_Objective_. Every entry must be repeated exactly. Exclude all pictures.

_Available records_.
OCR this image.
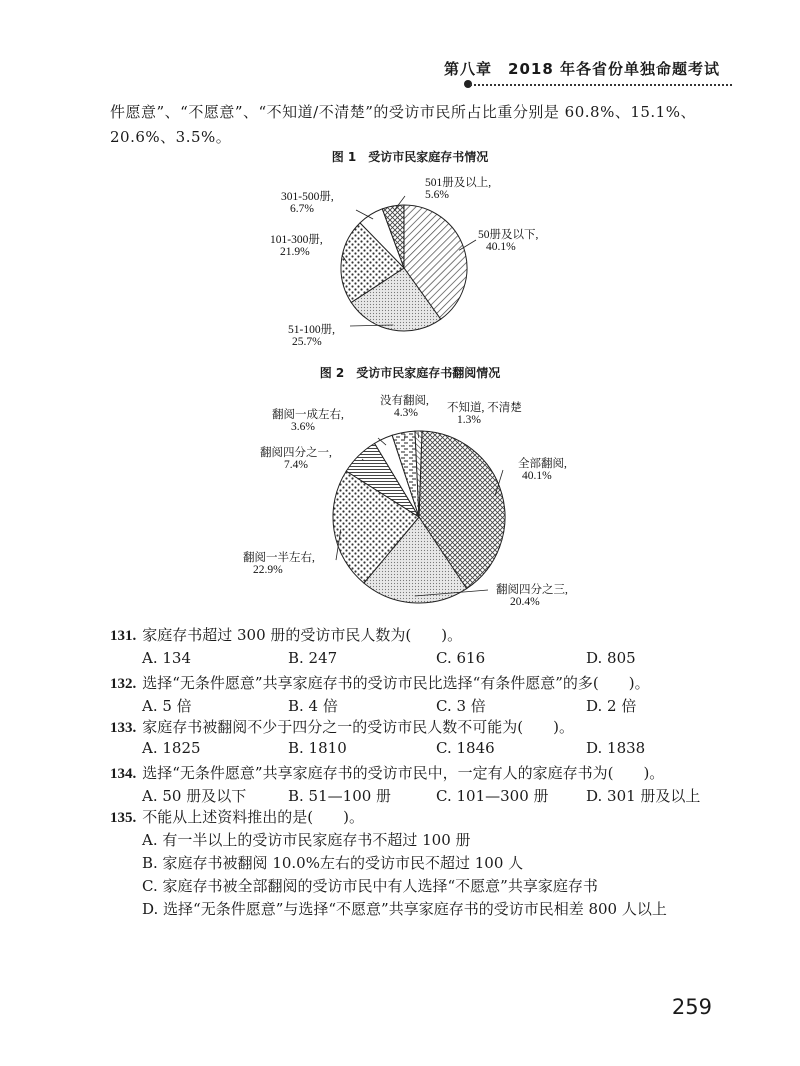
第八章　2018 年各省份单独命题考试
件愿意”、“不愿意”、“不知道/不清楚”的受访市民所占比重分别是 60.8%、15.1%、
20.6%、3.5%。
图 1　受访市民家庭存书情况
图 2　受访市民家庭存书翻阅情况
50册及以下,
40.1%
51-100册,
25.7%
101-300册,
21.9%
301-500册,
6.7%
501册及以上,
5.6%
全部翻阅,
40.1%
翻阅四分之三,
20.4%
翻阅一半左右,
22.9%
翻阅四分之一,
7.4%
翻阅一成左右,
3.6%
没有翻阅,
4.3%	不知道, 不清楚
1.3%
131. 家庭存书超过 300 册的受访市民人数为(　　)。
A. 134	B. 247	C. 616	D. 805
132. 选择“无条件愿意”共享家庭存书的受访市民比选择“有条件愿意”的多(　　)。
A. 5 倍	B. 4 倍	C. 3 倍	D. 2 倍
133. 家庭存书被翻阅不少于四分之一的受访市民人数不可能为(　　)。
A. 1825	B. 1810	C. 1846	D. 1838
134. 选择“无条件愿意”共享家庭存书的受访市民中，一定有人的家庭存书为(　　)。
A. 50 册及以下	B. 51—100 册	C. 101—300 册 D. 301 册及以上
135. 不能从上述资料推出的是(　　)。
A. 有一半以上的受访市民家庭存书不超过 100 册
B. 家庭存书被翻阅 10.0%左右的受访市民不超过 100 人
C. 家庭存书被全部翻阅的受访市民中有人选择“不愿意”共享家庭存书
D. 选择“无条件愿意”与选择“不愿意”共享家庭存书的受访市民相差 800 人以上
259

_Task answer_.
OCR this image.
第八章　2018 年各省份单独命题考试
件愿意”、“不愿意”、“不知道/不清楚”的受访市民所占比重分别是 60.8%、15.1%、
20.6%、3.5%。
图 1　受访市民家庭存书情况
图 2　受访市民家庭存书翻阅情况
50册及以下,
40.1%
51-100册,
25.7%
101-300册,
21.9%
301-500册,
6.7%
501册及以上,
5.6%
全部翻阅,
40.1%
翻阅四分之三,
20.4%
翻阅一半左右,
22.9%
翻阅四分之一,
7.4%
翻阅一成左右,
3.6%
没有翻阅,
4.3%	不知道, 不清楚
1.3%
131. 家庭存书超过 300 册的受访市民人数为(　　)。
A. 134	B. 247	C. 616	D. 805
132. 选择“无条件愿意”共享家庭存书的受访市民比选择“有条件愿意”的多(　　)。
A. 5 倍	B. 4 倍	C. 3 倍	D. 2 倍
133. 家庭存书被翻阅不少于四分之一的受访市民人数不可能为(　　)。
A. 1825	B. 1810	C. 1846	D. 1838
134. 选择“无条件愿意”共享家庭存书的受访市民中，一定有人的家庭存书为(　　)。
A. 50 册及以下	B. 51—100 册	C. 101—300 册 D. 301 册及以上
135. 不能从上述资料推出的是(　　)。
A. 有一半以上的受访市民家庭存书不超过 100 册
B. 家庭存书被翻阅 10.0%左右的受访市民不超过 100 人
C. 家庭存书被全部翻阅的受访市民中有人选择“不愿意”共享家庭存书
D. 选择“无条件愿意”与选择“不愿意”共享家庭存书的受访市民相差 800 人以上
259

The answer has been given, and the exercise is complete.